Output the records exactly. Include every line.

AVAILABLE RECORDS |
((
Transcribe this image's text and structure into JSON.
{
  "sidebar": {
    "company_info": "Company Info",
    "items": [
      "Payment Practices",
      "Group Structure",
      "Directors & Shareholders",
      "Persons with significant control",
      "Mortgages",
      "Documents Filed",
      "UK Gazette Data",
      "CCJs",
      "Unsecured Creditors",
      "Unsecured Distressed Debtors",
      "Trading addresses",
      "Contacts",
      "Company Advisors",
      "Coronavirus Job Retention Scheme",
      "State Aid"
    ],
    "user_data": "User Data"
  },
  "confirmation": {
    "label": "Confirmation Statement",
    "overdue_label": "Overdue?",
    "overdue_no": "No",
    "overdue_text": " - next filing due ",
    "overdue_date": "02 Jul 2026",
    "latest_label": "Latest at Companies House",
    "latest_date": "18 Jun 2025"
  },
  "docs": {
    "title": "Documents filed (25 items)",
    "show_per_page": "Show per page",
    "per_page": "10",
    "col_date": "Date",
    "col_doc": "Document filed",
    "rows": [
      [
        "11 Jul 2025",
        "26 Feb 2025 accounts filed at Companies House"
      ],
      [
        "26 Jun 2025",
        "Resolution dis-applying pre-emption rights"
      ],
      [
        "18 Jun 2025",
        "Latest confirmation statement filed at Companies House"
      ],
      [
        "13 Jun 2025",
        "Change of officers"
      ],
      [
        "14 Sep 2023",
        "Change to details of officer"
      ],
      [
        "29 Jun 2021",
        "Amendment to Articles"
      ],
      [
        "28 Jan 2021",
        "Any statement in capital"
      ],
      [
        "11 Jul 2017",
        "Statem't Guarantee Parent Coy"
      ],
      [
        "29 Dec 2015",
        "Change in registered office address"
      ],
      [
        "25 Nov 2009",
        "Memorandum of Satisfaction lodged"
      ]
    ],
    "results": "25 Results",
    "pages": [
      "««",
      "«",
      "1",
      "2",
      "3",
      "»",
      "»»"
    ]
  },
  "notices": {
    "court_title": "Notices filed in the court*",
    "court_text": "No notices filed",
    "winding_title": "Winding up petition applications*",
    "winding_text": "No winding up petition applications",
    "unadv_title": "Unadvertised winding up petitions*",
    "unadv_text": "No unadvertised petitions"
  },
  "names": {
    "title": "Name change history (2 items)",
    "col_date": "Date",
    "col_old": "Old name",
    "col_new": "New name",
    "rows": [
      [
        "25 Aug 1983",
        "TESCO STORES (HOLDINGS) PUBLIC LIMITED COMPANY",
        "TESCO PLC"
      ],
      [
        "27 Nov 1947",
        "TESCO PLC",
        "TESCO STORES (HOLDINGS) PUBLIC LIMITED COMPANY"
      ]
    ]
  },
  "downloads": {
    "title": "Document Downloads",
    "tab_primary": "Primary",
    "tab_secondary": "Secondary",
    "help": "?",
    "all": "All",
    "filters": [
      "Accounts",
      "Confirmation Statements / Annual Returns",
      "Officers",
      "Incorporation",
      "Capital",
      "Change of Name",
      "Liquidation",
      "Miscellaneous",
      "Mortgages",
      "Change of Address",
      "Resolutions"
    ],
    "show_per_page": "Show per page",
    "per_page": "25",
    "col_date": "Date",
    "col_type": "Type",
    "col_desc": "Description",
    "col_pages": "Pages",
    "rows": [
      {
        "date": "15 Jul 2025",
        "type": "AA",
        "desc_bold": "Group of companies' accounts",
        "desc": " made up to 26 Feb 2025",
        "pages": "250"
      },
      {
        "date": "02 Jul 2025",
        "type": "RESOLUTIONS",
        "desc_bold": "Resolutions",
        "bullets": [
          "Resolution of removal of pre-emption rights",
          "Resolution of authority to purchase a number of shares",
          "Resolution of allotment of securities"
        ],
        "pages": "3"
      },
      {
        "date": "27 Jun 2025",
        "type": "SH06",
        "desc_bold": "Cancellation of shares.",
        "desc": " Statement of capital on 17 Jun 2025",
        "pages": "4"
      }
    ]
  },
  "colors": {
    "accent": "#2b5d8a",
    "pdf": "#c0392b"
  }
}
))
SOLUTION BELOW |
Transcribe this image's text and structure into JSON.
{
  "sidebar": {
    "company_info": "Company Info",
    "items": [
      "Payment Practices",
      "Group Structure",
      "Directors & Shareholders",
      "Persons with significant control",
      "Mortgages",
      "Documents Filed",
      "UK Gazette Data",
      "CCJs",
      "Unsecured Creditors",
      "Unsecured Distressed Debtors",
      "Trading addresses",
      "Contacts",
      "Company Advisors",
      "Coronavirus Job Retention Scheme",
      "State Aid"
    ],
    "user_data": "User Data"
  },
  "confirmation": {
    "label": "Confirmation Statement",
    "overdue_label": "Overdue?",
    "overdue_no": "No",
    "overdue_text": " - next filing due ",
    "overdue_date": "02 Jul 2026",
    "latest_label": "Latest at Companies House",
    "latest_date": "18 Jun 2025"
  },
  "docs": {
    "title": "Documents filed (25 items)",
    "show_per_page": "Show per page",
    "per_page": "10",
    "col_date": "Date",
    "col_doc": "Document filed",
    "rows": [
      [
        "11 Jul 2025",
        "26 Feb 2025 accounts filed at Companies House"
      ],
      [
        "26 Jun 2025",
        "Resolution dis-applying pre-emption rights"
      ],
      [
        "18 Jun 2025",
        "Latest confirmation statement filed at Companies House"
      ],
      [
        "13 Jun 2025",
        "Change of officers"
      ],
      [
        "14 Sep 2023",
        "Change to details of officer"
      ],
      [
        "29 Jun 2021",
        "Amendment to Articles"
      ],
      [
        "28 Jan 2021",
        "Any statement in capital"
      ],
      [
        "11 Jul 2017",
        "Statem't Guarantee Parent Coy"
      ],
      [
        "29 Dec 2015",
        "Change in registered office address"
      ],
      [
        "25 Nov 2009",
        "Memorandum of Satisfaction lodged"
      ]
    ],
    "results": "25 Results",
    "pages": [
      "««",
      "«",
      "1",
      "2",
      "3",
      "»",
      "»»"
    ]
  },
  "notices": {
    "court_title": "Notices filed in the court*",
    "court_text": "No notices filed",
    "winding_title": "Winding up petition applications*",
    "winding_text": "No winding up petition applications",
    "unadv_title": "Unadvertised winding up petitions*",
    "unadv_text": "No unadvertised petitions"
  },
  "names": {
    "title": "Name change history (2 items)",
    "col_date": "Date",
    "col_old": "Old name",
    "col_new": "New name",
    "rows": [
      [
        "25 Aug 1983",
        "TESCO STORES (HOLDINGS) PUBLIC LIMITED COMPANY",
        "TESCO PLC"
      ],
      [
        "27 Nov 1947",
        "TESCO PLC",
        "TESCO STORES (HOLDINGS) PUBLIC LIMITED COMPANY"
      ]
    ]
  },
  "downloads": {
    "title": "Document Downloads",
    "tab_primary": "Primary",
    "tab_secondary": "Secondary",
    "help": "?",
    "all": "All",
    "filters": [
      "Accounts",
      "Confirmation Statements / Annual Returns",
      "Officers",
      "Incorporation",
      "Capital",
      "Change of Name",
      "Liquidation",
      "Miscellaneous",
      "Mortgages",
      "Change of Address",
      "Resolutions"
    ],
    "show_per_page": "Show per page",
    "per_page": "25",
    "col_date": "Date",
    "col_type": "Type",
    "col_desc": "Description",
    "col_pages": "Pages",
    "rows": [
      {
        "date": "15 Jul 2025",
        "type": "AA",
        "desc_bold": "Group of companies' accounts",
        "desc": " made up to 26 Feb 2025",
        "pages": "250"
      },
      {
        "date": "02 Jul 2025",
        "type": "RESOLUTIONS",
        "desc_bold": "Resolutions",
        "bullets": [
          "Resolution of removal of pre-emption rights",
          "Resolution of authority to purchase a number of shares",
          "Resolution of allotment of securities"
        ],
        "pages": "3"
      },
      {
        "date": "27 Jun 2025",
        "type": "SH06",
        "desc_bold": "Cancellation of shares.",
        "desc": " Statement of capital on 17 Jun 2025",
        "pages": "4"
      }
    ]
  },
  "colors": {
    "accent": "#2b5d8a",
    "pdf": "#c0392b"
  }
}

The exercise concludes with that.